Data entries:
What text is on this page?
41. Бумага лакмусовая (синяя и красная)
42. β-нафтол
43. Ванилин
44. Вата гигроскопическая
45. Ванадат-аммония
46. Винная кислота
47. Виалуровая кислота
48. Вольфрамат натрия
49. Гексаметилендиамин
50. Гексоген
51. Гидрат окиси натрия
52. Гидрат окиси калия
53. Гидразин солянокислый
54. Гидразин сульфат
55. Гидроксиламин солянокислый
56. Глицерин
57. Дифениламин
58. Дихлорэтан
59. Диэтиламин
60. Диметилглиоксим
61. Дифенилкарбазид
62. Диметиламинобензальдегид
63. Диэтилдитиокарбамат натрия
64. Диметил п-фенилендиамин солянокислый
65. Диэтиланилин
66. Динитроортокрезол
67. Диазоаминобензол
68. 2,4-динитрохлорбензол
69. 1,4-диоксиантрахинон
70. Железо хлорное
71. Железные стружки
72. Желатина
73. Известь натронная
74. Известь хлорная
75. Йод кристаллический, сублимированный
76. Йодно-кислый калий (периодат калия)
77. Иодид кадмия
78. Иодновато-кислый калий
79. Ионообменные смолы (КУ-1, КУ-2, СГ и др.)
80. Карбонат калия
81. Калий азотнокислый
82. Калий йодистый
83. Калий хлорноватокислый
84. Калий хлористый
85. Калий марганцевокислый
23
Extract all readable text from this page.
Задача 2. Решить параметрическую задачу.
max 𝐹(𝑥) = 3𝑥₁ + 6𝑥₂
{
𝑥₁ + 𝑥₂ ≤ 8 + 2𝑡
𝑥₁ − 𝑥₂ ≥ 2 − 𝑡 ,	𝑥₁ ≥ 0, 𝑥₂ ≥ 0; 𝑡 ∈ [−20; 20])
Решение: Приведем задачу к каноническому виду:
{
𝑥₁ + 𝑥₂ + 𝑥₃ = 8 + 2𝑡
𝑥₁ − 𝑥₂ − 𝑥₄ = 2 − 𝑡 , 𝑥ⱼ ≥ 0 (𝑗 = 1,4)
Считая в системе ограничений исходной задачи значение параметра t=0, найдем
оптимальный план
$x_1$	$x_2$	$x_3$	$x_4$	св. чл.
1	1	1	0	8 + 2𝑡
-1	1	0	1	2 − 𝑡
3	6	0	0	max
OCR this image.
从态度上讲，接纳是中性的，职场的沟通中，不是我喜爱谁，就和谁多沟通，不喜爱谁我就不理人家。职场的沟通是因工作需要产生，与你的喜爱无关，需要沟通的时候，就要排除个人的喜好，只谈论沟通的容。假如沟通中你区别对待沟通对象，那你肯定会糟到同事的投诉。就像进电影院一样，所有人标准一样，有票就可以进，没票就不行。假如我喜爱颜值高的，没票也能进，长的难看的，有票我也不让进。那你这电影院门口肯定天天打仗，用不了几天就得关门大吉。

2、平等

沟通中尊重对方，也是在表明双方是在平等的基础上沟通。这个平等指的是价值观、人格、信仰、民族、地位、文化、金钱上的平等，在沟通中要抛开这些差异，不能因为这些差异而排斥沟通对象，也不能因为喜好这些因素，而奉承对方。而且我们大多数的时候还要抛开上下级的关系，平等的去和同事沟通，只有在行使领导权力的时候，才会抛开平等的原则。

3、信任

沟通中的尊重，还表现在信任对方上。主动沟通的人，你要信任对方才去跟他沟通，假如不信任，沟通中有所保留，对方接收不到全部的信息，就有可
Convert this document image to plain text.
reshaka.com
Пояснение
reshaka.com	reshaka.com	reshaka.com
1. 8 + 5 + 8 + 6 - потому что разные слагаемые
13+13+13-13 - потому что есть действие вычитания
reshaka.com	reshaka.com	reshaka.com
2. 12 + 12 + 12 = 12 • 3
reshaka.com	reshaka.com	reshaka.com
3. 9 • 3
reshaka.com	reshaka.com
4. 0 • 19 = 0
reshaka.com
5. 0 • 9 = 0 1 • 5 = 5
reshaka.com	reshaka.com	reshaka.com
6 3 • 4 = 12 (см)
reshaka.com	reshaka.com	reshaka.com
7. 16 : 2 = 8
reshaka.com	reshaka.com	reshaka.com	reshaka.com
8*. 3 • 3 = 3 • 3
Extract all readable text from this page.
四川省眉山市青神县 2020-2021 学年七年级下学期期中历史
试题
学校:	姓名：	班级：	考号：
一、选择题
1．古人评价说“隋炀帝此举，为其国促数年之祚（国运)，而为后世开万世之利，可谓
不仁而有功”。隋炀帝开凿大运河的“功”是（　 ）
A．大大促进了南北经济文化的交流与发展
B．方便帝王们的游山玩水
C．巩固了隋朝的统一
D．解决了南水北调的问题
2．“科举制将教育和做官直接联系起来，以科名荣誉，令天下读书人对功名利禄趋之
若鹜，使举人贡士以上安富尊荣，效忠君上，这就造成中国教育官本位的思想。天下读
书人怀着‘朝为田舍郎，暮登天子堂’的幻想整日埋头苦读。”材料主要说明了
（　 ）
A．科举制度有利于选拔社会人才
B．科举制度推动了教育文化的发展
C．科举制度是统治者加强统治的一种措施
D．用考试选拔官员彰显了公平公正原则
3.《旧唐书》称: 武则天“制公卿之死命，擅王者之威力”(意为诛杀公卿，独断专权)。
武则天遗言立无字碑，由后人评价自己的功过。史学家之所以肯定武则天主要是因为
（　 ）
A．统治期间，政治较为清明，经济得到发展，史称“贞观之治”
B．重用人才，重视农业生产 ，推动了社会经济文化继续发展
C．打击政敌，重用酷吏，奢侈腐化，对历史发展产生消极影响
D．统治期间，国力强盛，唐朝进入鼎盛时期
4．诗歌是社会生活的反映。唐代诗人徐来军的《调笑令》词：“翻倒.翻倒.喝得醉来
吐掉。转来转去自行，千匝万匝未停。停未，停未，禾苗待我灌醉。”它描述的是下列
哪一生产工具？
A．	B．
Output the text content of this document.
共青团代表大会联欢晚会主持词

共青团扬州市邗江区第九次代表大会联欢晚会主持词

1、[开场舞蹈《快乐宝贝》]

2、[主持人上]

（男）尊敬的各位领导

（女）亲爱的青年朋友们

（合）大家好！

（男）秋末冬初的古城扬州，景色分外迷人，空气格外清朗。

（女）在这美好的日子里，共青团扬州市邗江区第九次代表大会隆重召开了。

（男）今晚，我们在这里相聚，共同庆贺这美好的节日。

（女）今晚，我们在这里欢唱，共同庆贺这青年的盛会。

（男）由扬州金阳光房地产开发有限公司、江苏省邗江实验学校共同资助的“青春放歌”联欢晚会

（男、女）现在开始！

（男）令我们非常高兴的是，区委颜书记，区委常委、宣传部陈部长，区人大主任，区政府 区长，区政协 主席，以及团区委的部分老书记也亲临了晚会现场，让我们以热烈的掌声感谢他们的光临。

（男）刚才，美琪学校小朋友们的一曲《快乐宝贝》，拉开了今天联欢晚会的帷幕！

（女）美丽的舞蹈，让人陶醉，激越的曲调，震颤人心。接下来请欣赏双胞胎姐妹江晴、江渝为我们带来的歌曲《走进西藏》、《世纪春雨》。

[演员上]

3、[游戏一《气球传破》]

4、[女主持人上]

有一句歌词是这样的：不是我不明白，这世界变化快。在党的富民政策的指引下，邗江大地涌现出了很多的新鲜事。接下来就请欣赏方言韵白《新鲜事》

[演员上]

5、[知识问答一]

◆ WHAT YOU WILL DO ◆
Go through the records above and set each one down exactly, please.

◆ REPLY ◆
What text is on this page?
41. Бумага лакмусовая (синяя и красная)
42. β-нафтол
43. Ванилин
44. Вата гигроскопическая
45. Ванадат-аммония
46. Винная кислота
47. Виалуровая кислота
48. Вольфрамат натрия
49. Гексаметилендиамин
50. Гексоген
51. Гидрат окиси натрия
52. Гидрат окиси калия
53. Гидразин солянокислый
54. Гидразин сульфат
55. Гидроксиламин солянокислый
56. Глицерин
57. Дифениламин
58. Дихлорэтан
59. Диэтиламин
60. Диметилглиоксим
61. Дифенилкарбазид
62. Диметиламинобензальдегид
63. Диэтилдитиокарбамат натрия
64. Диметил п-фенилендиамин солянокислый
65. Диэтиланилин
66. Динитроортокрезол
67. Диазоаминобензол
68. 2,4-динитрохлорбензол
69. 1,4-диоксиантрахинон
70. Железо хлорное
71. Железные стружки
72. Желатина
73. Известь натронная
74. Известь хлорная
75. Йод кристаллический, сублимированный
76. Йодно-кислый калий (периодат калия)
77. Иодид кадмия
78. Иодновато-кислый калий
79. Ионообменные смолы (КУ-1, КУ-2, СГ и др.)
80. Карбонат калия
81. Калий азотнокислый
82. Калий йодистый
83. Калий хлорноватокислый
84. Калий хлористый
85. Калий марганцевокислый
23
Extract all readable text from this page.
Задача 2. Решить параметрическую задачу.
max 𝐹(𝑥) = 3𝑥₁ + 6𝑥₂
{
𝑥₁ + 𝑥₂ ≤ 8 + 2𝑡
𝑥₁ − 𝑥₂ ≥ 2 − 𝑡 ,	𝑥₁ ≥ 0, 𝑥₂ ≥ 0; 𝑡 ∈ [−20; 20])
Решение: Приведем задачу к каноническому виду:
{
𝑥₁ + 𝑥₂ + 𝑥₃ = 8 + 2𝑡
𝑥₁ − 𝑥₂ − 𝑥₄ = 2 − 𝑡 , 𝑥ⱼ ≥ 0 (𝑗 = 1,4)
Считая в системе ограничений исходной задачи значение параметра t=0, найдем
оптимальный план
$x_1$	$x_2$	$x_3$	$x_4$	св. чл.
1	1	1	0	8 + 2𝑡
-1	1	0	1	2 − 𝑡
3	6	0	0	max
OCR this image.
从态度上讲，接纳是中性的，职场的沟通中，不是我喜爱谁，就和谁多沟通，不喜爱谁我就不理人家。职场的沟通是因工作需要产生，与你的喜爱无关，需要沟通的时候，就要排除个人的喜好，只谈论沟通的容。假如沟通中你区别对待沟通对象，那你肯定会糟到同事的投诉。就像进电影院一样，所有人标准一样，有票就可以进，没票就不行。假如我喜爱颜值高的，没票也能进，长的难看的，有票我也不让进。那你这电影院门口肯定天天打仗，用不了几天就得关门大吉。

2、平等

沟通中尊重对方，也是在表明双方是在平等的基础上沟通。这个平等指的是价值观、人格、信仰、民族、地位、文化、金钱上的平等，在沟通中要抛开这些差异，不能因为这些差异而排斥沟通对象，也不能因为喜好这些因素，而奉承对方。而且我们大多数的时候还要抛开上下级的关系，平等的去和同事沟通，只有在行使领导权力的时候，才会抛开平等的原则。

3、信任

沟通中的尊重，还表现在信任对方上。主动沟通的人，你要信任对方才去跟他沟通，假如不信任，沟通中有所保留，对方接收不到全部的信息，就有可
Convert this document image to plain text.
reshaka.com
Пояснение
reshaka.com	reshaka.com	reshaka.com
1. 8 + 5 + 8 + 6 - потому что разные слагаемые
13+13+13-13 - потому что есть действие вычитания
reshaka.com	reshaka.com	reshaka.com
2. 12 + 12 + 12 = 12 • 3
reshaka.com	reshaka.com	reshaka.com
3. 9 • 3
reshaka.com	reshaka.com
4. 0 • 19 = 0
reshaka.com
5. 0 • 9 = 0 1 • 5 = 5
reshaka.com	reshaka.com	reshaka.com
6 3 • 4 = 12 (см)
reshaka.com	reshaka.com	reshaka.com
7. 16 : 2 = 8
reshaka.com	reshaka.com	reshaka.com	reshaka.com
8*. 3 • 3 = 3 • 3
Extract all readable text from this page.
四川省眉山市青神县 2020-2021 学年七年级下学期期中历史
试题
学校:	姓名：	班级：	考号：
一、选择题
1．古人评价说“隋炀帝此举，为其国促数年之祚（国运)，而为后世开万世之利，可谓
不仁而有功”。隋炀帝开凿大运河的“功”是（　 ）
A．大大促进了南北经济文化的交流与发展
B．方便帝王们的游山玩水
C．巩固了隋朝的统一
D．解决了南水北调的问题
2．“科举制将教育和做官直接联系起来，以科名荣誉，令天下读书人对功名利禄趋之
若鹜，使举人贡士以上安富尊荣，效忠君上，这就造成中国教育官本位的思想。天下读
书人怀着‘朝为田舍郎，暮登天子堂’的幻想整日埋头苦读。”材料主要说明了
（　 ）
A．科举制度有利于选拔社会人才
B．科举制度推动了教育文化的发展
C．科举制度是统治者加强统治的一种措施
D．用考试选拔官员彰显了公平公正原则
3.《旧唐书》称: 武则天“制公卿之死命，擅王者之威力”(意为诛杀公卿，独断专权)。
武则天遗言立无字碑，由后人评价自己的功过。史学家之所以肯定武则天主要是因为
（　 ）
A．统治期间，政治较为清明，经济得到发展，史称“贞观之治”
B．重用人才，重视农业生产 ，推动了社会经济文化继续发展
C．打击政敌，重用酷吏，奢侈腐化，对历史发展产生消极影响
D．统治期间，国力强盛，唐朝进入鼎盛时期
4．诗歌是社会生活的反映。唐代诗人徐来军的《调笑令》词：“翻倒.翻倒.喝得醉来
吐掉。转来转去自行，千匝万匝未停。停未，停未，禾苗待我灌醉。”它描述的是下列
哪一生产工具？
A．	B．
Output the text content of this document.
共青团代表大会联欢晚会主持词

共青团扬州市邗江区第九次代表大会联欢晚会主持词

1、[开场舞蹈《快乐宝贝》]

2、[主持人上]

（男）尊敬的各位领导

（女）亲爱的青年朋友们

（合）大家好！

（男）秋末冬初的古城扬州，景色分外迷人，空气格外清朗。

（女）在这美好的日子里，共青团扬州市邗江区第九次代表大会隆重召开了。

（男）今晚，我们在这里相聚，共同庆贺这美好的节日。

（女）今晚，我们在这里欢唱，共同庆贺这青年的盛会。

（男）由扬州金阳光房地产开发有限公司、江苏省邗江实验学校共同资助的“青春放歌”联欢晚会

（男、女）现在开始！

（男）令我们非常高兴的是，区委颜书记，区委常委、宣传部陈部长，区人大主任，区政府 区长，区政协 主席，以及团区委的部分老书记也亲临了晚会现场，让我们以热烈的掌声感谢他们的光临。

（男）刚才，美琪学校小朋友们的一曲《快乐宝贝》，拉开了今天联欢晚会的帷幕！

（女）美丽的舞蹈，让人陶醉，激越的曲调，震颤人心。接下来请欣赏双胞胎姐妹江晴、江渝为我们带来的歌曲《走进西藏》、《世纪春雨》。

[演员上]

3、[游戏一《气球传破》]

4、[女主持人上]

有一句歌词是这样的：不是我不明白，这世界变化快。在党的富民政策的指引下，邗江大地涌现出了很多的新鲜事。接下来就请欣赏方言韵白《新鲜事》

[演员上]

5、[知识问答一]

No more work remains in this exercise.